• Exercise instructions
Looking at the listing beneath, work out how many lines hold "SUOMESSA" and report only that figure.

• Records shown
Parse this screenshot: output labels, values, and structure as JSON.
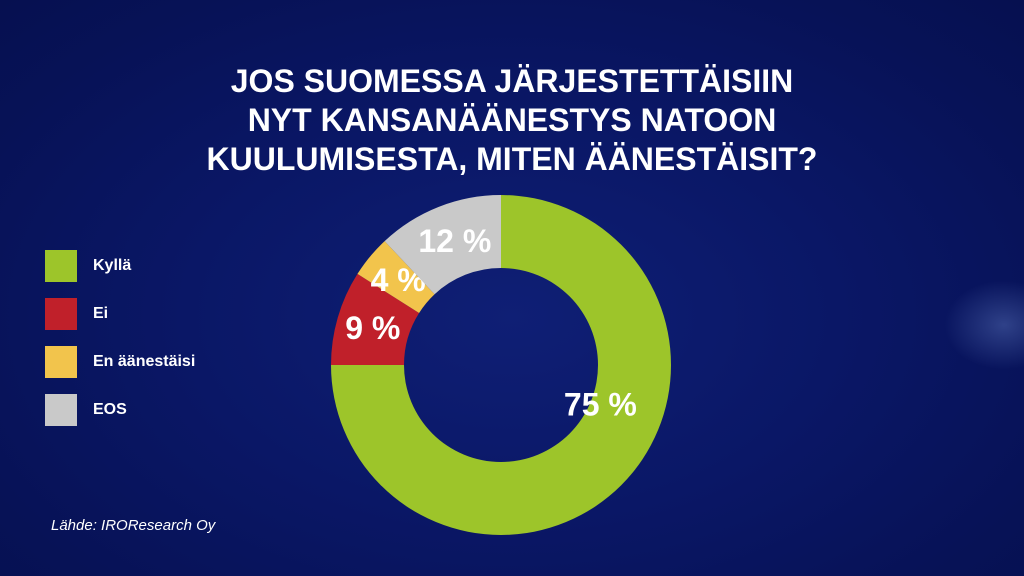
{
  "title_lines": [
    "JOS SUOMESSA JÄRJESTETTÄISIIN",
    "NYT KANSANÄÄNESTYS NATOON",
    "KUULUMISESTA, MITEN ÄÄNESTÄISIT?"
  ],
  "source": "Lähde: IROResearch Oy",
  "chart_data": {
    "type": "pie",
    "title": "JOS SUOMESSA JÄRJESTETTÄISIIN NYT KANSANÄÄNESTYS NATOON KUULUMISESTA, MITEN ÄÄNESTÄISIT?",
    "donut": true,
    "legend_position": "left",
    "slices": [
      {
        "name": "Kyllä",
        "value": 75,
        "label": "75 %",
        "color": "#9dc52a"
      },
      {
        "name": "Ei",
        "value": 9,
        "label": "9 %",
        "color": "#c0202a"
      },
      {
        "name": "En äänestäisi",
        "value": 4,
        "label": "4 %",
        "color": "#f2c44c"
      },
      {
        "name": "EOS",
        "value": 12,
        "label": "12 %",
        "color": "#c9c9c9"
      }
    ]
  }
}
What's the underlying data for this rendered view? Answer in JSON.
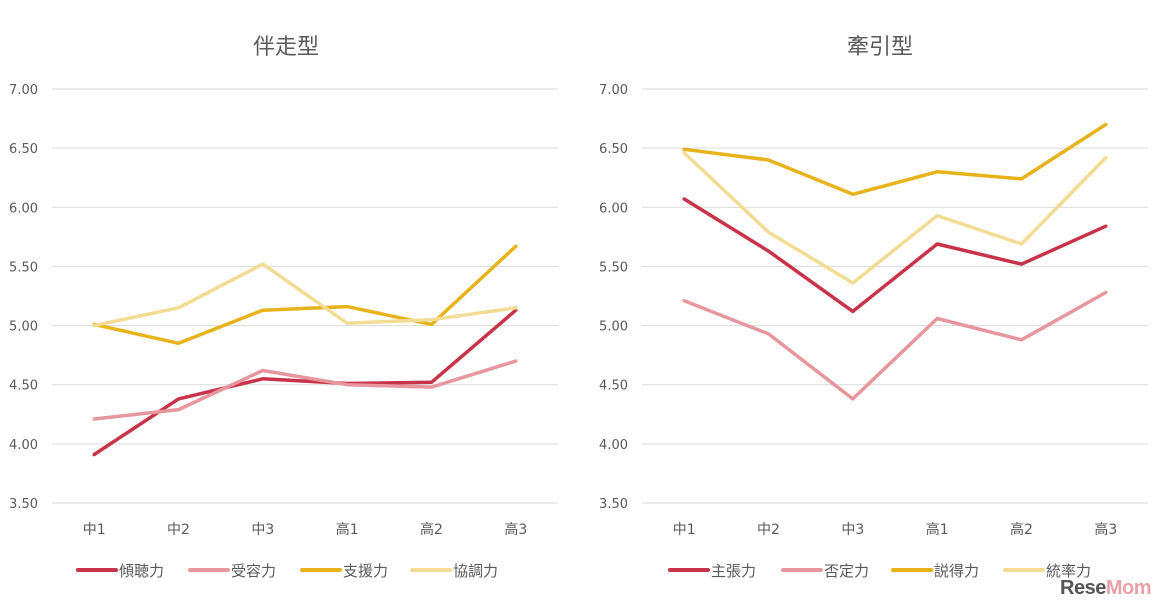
{
  "chart_data": [
    {
      "type": "line",
      "title": "伴走型",
      "categories": [
        "中1",
        "中2",
        "中3",
        "高1",
        "高2",
        "高3"
      ],
      "yticks": [
        "3.50",
        "4.00",
        "4.50",
        "5.00",
        "5.50",
        "6.00",
        "6.50",
        "7.00"
      ],
      "ylim": [
        3.5,
        7.0
      ],
      "xlabel": "",
      "ylabel": "",
      "legend_position": "bottom",
      "series": [
        {
          "name": "傾聴力",
          "color": "#c8334a",
          "values": [
            3.91,
            4.38,
            4.55,
            4.51,
            4.52,
            5.13
          ]
        },
        {
          "name": "受容力",
          "color": "#e8969e",
          "values": [
            4.21,
            4.29,
            4.62,
            4.5,
            4.48,
            4.7
          ]
        },
        {
          "name": "支援力",
          "color": "#e8b21a",
          "values": [
            5.01,
            4.85,
            5.13,
            5.16,
            5.01,
            5.67
          ]
        },
        {
          "name": "協調力",
          "color": "#f2dc94",
          "values": [
            5.0,
            5.15,
            5.52,
            5.02,
            5.05,
            5.15
          ]
        }
      ]
    },
    {
      "type": "line",
      "title": "牽引型",
      "categories": [
        "中1",
        "中2",
        "中3",
        "高1",
        "高2",
        "高3"
      ],
      "yticks": [
        "3.50",
        "4.00",
        "4.50",
        "5.00",
        "5.50",
        "6.00",
        "6.50",
        "7.00"
      ],
      "ylim": [
        3.5,
        7.0
      ],
      "xlabel": "",
      "ylabel": "",
      "legend_position": "bottom",
      "series": [
        {
          "name": "主張力",
          "color": "#c8334a",
          "values": [
            6.07,
            5.63,
            5.12,
            5.69,
            5.52,
            5.84
          ]
        },
        {
          "name": "否定力",
          "color": "#e8969e",
          "values": [
            5.21,
            4.93,
            4.38,
            5.06,
            4.88,
            5.28
          ]
        },
        {
          "name": "説得力",
          "color": "#e8b21a",
          "values": [
            6.49,
            6.4,
            6.11,
            6.3,
            6.24,
            6.7
          ]
        },
        {
          "name": "統率力",
          "color": "#f2dc94",
          "values": [
            6.46,
            5.79,
            5.36,
            5.93,
            5.69,
            6.42
          ]
        }
      ]
    }
  ],
  "watermark": {
    "text_a": "Rese",
    "text_b": "Mom"
  }
}
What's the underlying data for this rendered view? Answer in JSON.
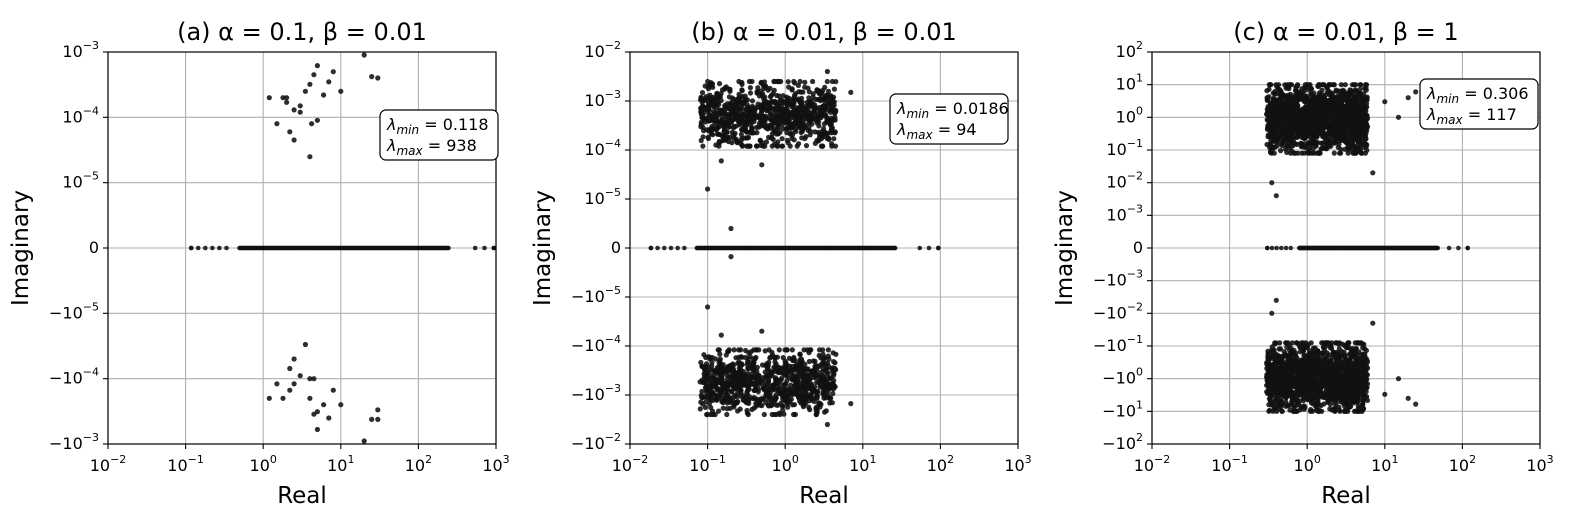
{
  "chart_data": [
    {
      "type": "scatter",
      "title": "(a)  α = 0.1, β = 0.01",
      "xlabel": "Real",
      "ylabel": "Imaginary",
      "x_scale": "log",
      "y_scale": "symlog",
      "xlim": [
        0.01,
        1000
      ],
      "ylim": [
        -0.001,
        0.001
      ],
      "x_ticks": [
        "10^-2",
        "10^-1",
        "10^0",
        "10^1",
        "10^2",
        "10^3"
      ],
      "y_ticks": [
        "10^-3",
        "10^-4",
        "10^-5",
        "0",
        "−10^-5",
        "−10^-4",
        "−10^-3"
      ],
      "grid": true,
      "annotation": {
        "position": "right",
        "lines": [
          [
            "λ",
            "min",
            " = 0.118"
          ],
          [
            "λ",
            "max",
            " = 938"
          ]
        ]
      },
      "lambda_min": 0.118,
      "lambda_max": 938,
      "real_axis_points": {
        "x_range": [
          0.118,
          938
        ],
        "y": 0
      },
      "points": [
        [
          1.2,
          0.0002
        ],
        [
          1.8,
          0.0002
        ],
        [
          2.0,
          0.00017
        ],
        [
          2.5,
          0.00013
        ],
        [
          3.0,
          0.00012
        ],
        [
          3.5,
          0.00025
        ],
        [
          4.0,
          0.00032
        ],
        [
          4.5,
          0.00045
        ],
        [
          5.0,
          0.00062
        ],
        [
          6.0,
          0.00022
        ],
        [
          8.0,
          0.0005
        ],
        [
          10.0,
          0.00025
        ],
        [
          20.0,
          0.0009
        ],
        [
          25.0,
          0.00042
        ],
        [
          30.0,
          0.0004
        ],
        [
          1.5,
          8e-05
        ],
        [
          2.2,
          6e-05
        ],
        [
          2.5,
          4.5e-05
        ],
        [
          4.0,
          2.5e-05
        ],
        [
          5.0,
          9e-05
        ],
        [
          3.0,
          0.00015
        ],
        [
          7.0,
          0.00035
        ],
        [
          2.0,
          0.0002
        ],
        [
          4.2,
          8e-05
        ],
        [
          1.2,
          -0.0002
        ],
        [
          1.5,
          -0.00012
        ],
        [
          1.8,
          -0.0002
        ],
        [
          2.2,
          -0.00015
        ],
        [
          2.5,
          -0.00012
        ],
        [
          2.2,
          -7e-05
        ],
        [
          3.0,
          -9e-05
        ],
        [
          3.5,
          -3e-05
        ],
        [
          4.0,
          -0.0001
        ],
        [
          4.5,
          -0.0001
        ],
        [
          4.0,
          -0.0002
        ],
        [
          5.0,
          -0.00032
        ],
        [
          5.0,
          -0.0006
        ],
        [
          6.0,
          -0.00025
        ],
        [
          7.0,
          -0.0004
        ],
        [
          8.0,
          -0.00015
        ],
        [
          10.0,
          -0.00025
        ],
        [
          20.0,
          -0.0009
        ],
        [
          25.0,
          -0.00042
        ],
        [
          30.0,
          -0.0003
        ],
        [
          30.0,
          -0.00042
        ],
        [
          2.5,
          -5e-05
        ],
        [
          4.5,
          -0.00035
        ]
      ]
    },
    {
      "type": "scatter",
      "title": "(b)  α = 0.01, β = 0.01",
      "xlabel": "Real",
      "ylabel": "Imaginary",
      "x_scale": "log",
      "y_scale": "symlog",
      "xlim": [
        0.01,
        1000
      ],
      "ylim": [
        -0.01,
        0.01
      ],
      "x_ticks": [
        "10^-2",
        "10^-1",
        "10^0",
        "10^1",
        "10^2",
        "10^3"
      ],
      "y_ticks": [
        "10^-2",
        "10^-3",
        "10^-4",
        "10^-5",
        "0",
        "−10^-5",
        "−10^-4",
        "−10^-3",
        "−10^-2"
      ],
      "grid": true,
      "annotation": {
        "position": "right",
        "lines": [
          [
            "λ",
            "min",
            " = 0.0186"
          ],
          [
            "λ",
            "max",
            " = 94"
          ]
        ]
      },
      "lambda_min": 0.0186,
      "lambda_max": 94,
      "real_axis_points": {
        "x_range": [
          0.0186,
          94
        ],
        "y": 0
      },
      "clusters": [
        {
          "n": 900,
          "x_range": [
            0.08,
            4.5
          ],
          "y_range": [
            0.00012,
            0.0025
          ],
          "sign": 1
        },
        {
          "n": 900,
          "x_range": [
            0.08,
            4.5
          ],
          "y_range": [
            -0.0025,
            -0.00012
          ],
          "sign": -1
        }
      ],
      "points": [
        [
          0.1,
          1.6e-05
        ],
        [
          0.2,
          2.5e-06
        ],
        [
          0.2,
          -1.5e-06
        ],
        [
          0.1,
          -1.6e-05
        ],
        [
          3.5,
          0.004
        ],
        [
          3.5,
          -0.004
        ],
        [
          7.0,
          0.0015
        ],
        [
          7.0,
          -0.0015
        ],
        [
          0.15,
          6e-05
        ],
        [
          0.15,
          -6e-05
        ],
        [
          0.5,
          5e-05
        ],
        [
          0.5,
          -5e-05
        ]
      ]
    },
    {
      "type": "scatter",
      "title": "(c)  α = 0.01, β = 1",
      "xlabel": "Real",
      "ylabel": "Imaginary",
      "x_scale": "log",
      "y_scale": "symlog",
      "xlim": [
        0.01,
        1000
      ],
      "ylim": [
        -100,
        100
      ],
      "x_ticks": [
        "10^-2",
        "10^-1",
        "10^0",
        "10^1",
        "10^2",
        "10^3"
      ],
      "y_ticks": [
        "10^2",
        "10^1",
        "10^0",
        "10^-1",
        "10^-2",
        "10^-3",
        "0",
        "−10^-3",
        "−10^-2",
        "−10^-1",
        "−10^0",
        "−10^1",
        "−10^2"
      ],
      "grid": true,
      "annotation": {
        "position": "right",
        "lines": [
          [
            "λ",
            "min",
            " = 0.306"
          ],
          [
            "λ",
            "max",
            " = 117"
          ]
        ]
      },
      "lambda_min": 0.306,
      "lambda_max": 117,
      "real_axis_points": {
        "x_range": [
          0.306,
          117
        ],
        "y": 0
      },
      "clusters": [
        {
          "n": 1600,
          "x_range": [
            0.3,
            6
          ],
          "y_range": [
            0.08,
            10
          ],
          "sign": 1
        },
        {
          "n": 1600,
          "x_range": [
            0.3,
            6
          ],
          "y_range": [
            -10,
            -0.08
          ],
          "sign": -1
        }
      ],
      "points": [
        [
          0.4,
          0.004
        ],
        [
          0.4,
          -0.004
        ],
        [
          0.35,
          0.01
        ],
        [
          0.35,
          -0.01
        ],
        [
          7.0,
          0.02
        ],
        [
          7.0,
          -0.02
        ],
        [
          15,
          1
        ],
        [
          15,
          -1
        ],
        [
          20,
          4
        ],
        [
          20,
          -4
        ],
        [
          25,
          6
        ],
        [
          25,
          -6
        ],
        [
          10,
          3
        ],
        [
          10,
          -3
        ]
      ]
    }
  ]
}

• Reply to the task
2